DATASET RECORDS →
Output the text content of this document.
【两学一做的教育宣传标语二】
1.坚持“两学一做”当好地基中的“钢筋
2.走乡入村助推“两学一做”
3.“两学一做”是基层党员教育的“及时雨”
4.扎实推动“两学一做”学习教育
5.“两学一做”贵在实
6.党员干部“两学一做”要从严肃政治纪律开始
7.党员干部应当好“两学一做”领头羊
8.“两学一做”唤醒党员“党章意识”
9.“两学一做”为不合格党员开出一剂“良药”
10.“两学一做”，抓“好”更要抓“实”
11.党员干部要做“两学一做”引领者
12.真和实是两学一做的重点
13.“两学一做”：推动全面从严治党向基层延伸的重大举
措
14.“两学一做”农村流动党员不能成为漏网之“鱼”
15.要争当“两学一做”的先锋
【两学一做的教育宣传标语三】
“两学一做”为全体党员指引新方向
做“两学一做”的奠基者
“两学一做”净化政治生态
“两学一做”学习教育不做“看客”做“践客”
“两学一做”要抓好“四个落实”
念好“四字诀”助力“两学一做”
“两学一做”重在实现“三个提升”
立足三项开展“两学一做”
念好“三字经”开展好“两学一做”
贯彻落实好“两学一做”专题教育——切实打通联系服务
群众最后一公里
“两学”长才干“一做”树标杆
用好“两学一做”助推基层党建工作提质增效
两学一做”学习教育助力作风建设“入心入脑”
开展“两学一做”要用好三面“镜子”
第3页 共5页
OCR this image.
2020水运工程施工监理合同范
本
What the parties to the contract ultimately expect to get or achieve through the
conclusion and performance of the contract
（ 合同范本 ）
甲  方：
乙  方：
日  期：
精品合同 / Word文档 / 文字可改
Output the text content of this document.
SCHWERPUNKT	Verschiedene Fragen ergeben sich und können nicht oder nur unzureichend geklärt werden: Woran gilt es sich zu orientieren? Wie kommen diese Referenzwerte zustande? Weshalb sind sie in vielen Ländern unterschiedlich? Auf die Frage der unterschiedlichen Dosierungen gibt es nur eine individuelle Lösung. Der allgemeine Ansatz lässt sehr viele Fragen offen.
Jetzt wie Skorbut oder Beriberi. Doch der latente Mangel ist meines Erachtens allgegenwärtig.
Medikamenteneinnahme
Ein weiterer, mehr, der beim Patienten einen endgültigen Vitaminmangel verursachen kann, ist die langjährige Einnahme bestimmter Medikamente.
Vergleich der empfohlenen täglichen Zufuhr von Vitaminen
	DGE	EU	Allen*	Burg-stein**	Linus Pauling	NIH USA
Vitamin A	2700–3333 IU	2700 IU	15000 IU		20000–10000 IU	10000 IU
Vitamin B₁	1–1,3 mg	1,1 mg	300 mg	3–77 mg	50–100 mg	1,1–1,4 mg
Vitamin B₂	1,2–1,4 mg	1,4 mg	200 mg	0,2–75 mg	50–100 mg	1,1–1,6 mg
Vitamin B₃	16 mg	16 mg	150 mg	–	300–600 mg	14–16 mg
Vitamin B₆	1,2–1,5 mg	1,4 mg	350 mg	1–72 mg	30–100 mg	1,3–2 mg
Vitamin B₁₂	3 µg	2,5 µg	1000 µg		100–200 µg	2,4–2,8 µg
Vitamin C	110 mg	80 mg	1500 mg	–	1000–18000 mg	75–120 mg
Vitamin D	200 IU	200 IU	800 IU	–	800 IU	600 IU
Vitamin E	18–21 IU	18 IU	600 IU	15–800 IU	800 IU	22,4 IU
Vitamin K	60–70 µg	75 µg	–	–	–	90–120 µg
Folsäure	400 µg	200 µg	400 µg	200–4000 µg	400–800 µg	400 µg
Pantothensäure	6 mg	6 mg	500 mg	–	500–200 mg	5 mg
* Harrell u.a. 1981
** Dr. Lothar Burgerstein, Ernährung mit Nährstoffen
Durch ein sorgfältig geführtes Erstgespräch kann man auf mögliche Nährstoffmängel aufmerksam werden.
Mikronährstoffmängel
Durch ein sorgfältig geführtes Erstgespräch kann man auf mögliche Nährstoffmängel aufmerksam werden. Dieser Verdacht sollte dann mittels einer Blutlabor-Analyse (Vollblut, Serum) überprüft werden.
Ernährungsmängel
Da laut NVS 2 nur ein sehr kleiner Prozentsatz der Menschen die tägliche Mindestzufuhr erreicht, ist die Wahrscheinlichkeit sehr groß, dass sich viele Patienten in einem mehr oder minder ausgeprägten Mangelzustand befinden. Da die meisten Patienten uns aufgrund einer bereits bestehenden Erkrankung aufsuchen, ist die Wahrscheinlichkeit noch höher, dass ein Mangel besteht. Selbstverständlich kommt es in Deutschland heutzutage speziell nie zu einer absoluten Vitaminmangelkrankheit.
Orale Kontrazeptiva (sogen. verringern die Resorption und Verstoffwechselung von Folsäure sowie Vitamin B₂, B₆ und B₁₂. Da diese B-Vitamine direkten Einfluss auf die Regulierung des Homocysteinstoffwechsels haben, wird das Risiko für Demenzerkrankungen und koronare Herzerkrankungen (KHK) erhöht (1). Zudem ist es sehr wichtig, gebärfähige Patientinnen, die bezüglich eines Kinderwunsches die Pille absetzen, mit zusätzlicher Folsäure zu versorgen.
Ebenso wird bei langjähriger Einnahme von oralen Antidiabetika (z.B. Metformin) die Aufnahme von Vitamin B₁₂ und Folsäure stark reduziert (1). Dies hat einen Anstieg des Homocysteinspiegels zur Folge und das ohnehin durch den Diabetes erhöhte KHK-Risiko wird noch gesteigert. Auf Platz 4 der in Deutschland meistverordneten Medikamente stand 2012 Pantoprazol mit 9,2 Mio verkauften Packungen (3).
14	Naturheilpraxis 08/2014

SET EXERCISE →
Scan the data for the word "mögliche" and copy every line where it shows up.

THE RESPONSE →
Durch ein sorgfältig geführtes Erstgespräch kann man auf mögliche Nährstoffmängel aufmerksam werden.
Durch ein sorgfältig geführtes Erstgespräch kann man auf mögliche Nährstoffmängel aufmerksam werden. Dieser Verdacht sollte dann mittels einer Blutlabor-Analyse (Vollblut, Serum) überprüft werden.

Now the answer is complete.